--- BEGIN ---

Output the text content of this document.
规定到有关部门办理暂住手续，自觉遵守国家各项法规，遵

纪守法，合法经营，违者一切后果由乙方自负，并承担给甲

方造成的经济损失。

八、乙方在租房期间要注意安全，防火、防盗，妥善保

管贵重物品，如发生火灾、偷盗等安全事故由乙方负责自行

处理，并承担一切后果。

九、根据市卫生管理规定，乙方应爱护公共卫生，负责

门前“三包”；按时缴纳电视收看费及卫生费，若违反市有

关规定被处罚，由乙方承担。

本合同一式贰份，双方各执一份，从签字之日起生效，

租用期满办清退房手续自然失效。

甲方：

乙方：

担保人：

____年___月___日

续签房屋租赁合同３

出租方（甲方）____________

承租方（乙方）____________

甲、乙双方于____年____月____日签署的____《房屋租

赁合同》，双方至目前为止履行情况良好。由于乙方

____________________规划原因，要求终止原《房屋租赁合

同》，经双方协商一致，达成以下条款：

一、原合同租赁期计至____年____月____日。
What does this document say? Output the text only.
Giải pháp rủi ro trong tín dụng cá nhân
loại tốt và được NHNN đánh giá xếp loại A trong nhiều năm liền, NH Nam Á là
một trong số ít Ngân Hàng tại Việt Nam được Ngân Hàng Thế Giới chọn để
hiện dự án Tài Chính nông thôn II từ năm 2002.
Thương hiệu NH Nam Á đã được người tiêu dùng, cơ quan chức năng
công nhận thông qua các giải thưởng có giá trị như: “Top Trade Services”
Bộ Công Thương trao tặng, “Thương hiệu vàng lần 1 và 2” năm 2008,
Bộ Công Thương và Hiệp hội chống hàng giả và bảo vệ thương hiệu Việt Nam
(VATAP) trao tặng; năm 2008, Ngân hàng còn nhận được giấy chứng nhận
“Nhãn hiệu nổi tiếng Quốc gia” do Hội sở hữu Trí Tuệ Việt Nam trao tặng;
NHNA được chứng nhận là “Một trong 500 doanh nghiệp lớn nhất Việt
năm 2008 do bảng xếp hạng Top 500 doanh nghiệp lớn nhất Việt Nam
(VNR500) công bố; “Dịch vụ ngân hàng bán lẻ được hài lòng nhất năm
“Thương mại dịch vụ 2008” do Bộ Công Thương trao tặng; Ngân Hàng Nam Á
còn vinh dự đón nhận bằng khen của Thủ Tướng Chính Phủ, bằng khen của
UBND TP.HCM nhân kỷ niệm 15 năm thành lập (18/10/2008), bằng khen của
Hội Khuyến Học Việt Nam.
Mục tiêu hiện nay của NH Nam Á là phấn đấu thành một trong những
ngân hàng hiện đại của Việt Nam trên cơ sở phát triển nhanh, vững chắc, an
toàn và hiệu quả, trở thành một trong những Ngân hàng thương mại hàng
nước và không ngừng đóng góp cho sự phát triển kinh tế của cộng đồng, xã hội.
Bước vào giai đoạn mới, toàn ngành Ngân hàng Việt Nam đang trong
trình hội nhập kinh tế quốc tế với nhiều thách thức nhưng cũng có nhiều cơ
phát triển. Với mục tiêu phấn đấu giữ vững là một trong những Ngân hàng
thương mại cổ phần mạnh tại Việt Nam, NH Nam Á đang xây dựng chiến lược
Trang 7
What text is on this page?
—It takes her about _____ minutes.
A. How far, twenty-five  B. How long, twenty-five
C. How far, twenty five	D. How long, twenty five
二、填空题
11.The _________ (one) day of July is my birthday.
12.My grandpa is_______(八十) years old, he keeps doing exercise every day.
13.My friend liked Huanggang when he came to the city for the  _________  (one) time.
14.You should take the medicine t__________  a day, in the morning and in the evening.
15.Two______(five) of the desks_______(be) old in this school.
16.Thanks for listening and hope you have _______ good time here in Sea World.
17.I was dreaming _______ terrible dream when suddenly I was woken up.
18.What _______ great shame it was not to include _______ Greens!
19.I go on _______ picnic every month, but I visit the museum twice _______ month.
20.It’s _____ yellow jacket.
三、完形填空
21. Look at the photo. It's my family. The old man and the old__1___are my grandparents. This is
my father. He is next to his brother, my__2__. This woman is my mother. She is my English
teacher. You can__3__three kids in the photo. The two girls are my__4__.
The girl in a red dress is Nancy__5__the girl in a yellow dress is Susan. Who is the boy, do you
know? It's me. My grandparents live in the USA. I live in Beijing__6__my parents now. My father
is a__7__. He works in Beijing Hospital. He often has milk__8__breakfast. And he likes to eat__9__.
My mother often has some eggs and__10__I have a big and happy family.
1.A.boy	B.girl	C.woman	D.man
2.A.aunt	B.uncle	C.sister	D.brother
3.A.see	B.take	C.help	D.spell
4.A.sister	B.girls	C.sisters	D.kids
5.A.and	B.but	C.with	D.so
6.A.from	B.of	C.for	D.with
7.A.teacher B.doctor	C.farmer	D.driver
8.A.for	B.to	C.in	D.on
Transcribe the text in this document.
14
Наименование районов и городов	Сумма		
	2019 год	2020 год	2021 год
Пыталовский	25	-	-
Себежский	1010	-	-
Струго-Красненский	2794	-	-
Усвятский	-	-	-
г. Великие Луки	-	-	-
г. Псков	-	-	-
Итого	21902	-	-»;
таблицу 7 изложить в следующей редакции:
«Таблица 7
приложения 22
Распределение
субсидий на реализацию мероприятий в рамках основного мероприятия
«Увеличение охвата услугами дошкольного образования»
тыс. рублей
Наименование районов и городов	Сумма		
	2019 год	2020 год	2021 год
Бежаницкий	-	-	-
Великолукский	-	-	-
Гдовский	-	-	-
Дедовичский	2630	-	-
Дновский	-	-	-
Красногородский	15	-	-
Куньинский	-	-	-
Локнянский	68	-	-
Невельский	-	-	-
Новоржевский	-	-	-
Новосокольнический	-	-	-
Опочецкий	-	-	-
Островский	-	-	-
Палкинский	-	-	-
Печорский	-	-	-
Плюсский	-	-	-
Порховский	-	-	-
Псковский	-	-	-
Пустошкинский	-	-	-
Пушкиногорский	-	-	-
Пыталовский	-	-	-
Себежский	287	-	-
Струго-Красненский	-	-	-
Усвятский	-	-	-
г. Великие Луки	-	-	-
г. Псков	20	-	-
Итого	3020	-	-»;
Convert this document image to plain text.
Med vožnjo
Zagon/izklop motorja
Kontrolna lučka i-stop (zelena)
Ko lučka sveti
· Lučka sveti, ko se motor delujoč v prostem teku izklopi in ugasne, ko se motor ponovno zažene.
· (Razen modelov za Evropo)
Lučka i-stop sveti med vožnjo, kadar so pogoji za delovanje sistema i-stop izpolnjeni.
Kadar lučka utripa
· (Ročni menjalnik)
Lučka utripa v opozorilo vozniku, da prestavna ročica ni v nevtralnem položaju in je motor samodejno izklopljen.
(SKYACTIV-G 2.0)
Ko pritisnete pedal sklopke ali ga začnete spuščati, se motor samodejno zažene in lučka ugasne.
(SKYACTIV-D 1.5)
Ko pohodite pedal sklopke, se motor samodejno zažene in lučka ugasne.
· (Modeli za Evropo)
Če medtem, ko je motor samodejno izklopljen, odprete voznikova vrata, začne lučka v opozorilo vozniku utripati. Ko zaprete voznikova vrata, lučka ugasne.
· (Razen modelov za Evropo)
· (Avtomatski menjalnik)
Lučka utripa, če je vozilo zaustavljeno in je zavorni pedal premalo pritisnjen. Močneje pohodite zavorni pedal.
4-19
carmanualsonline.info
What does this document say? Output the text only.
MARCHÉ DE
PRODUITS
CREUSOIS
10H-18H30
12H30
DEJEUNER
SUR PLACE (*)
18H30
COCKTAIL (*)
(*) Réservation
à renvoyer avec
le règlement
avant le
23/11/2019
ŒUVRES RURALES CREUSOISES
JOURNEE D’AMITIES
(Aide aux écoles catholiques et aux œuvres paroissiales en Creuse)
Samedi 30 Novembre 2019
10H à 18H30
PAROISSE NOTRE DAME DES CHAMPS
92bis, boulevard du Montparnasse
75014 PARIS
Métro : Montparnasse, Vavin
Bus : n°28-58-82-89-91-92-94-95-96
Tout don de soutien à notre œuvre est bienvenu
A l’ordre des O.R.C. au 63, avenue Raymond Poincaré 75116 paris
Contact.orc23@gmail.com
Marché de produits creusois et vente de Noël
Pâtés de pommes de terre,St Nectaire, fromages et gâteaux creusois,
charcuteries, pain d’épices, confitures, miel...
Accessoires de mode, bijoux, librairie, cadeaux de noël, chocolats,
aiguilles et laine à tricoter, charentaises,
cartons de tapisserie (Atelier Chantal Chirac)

--- END ---

Return each line in the records that holds the string "text".

Result of this task:
Output the text content of this document.
What does this document say? Output the text only.
What text is on this page?
Transcribe the text in this document.
Convert this document image to plain text.
What does this document say? Output the text only.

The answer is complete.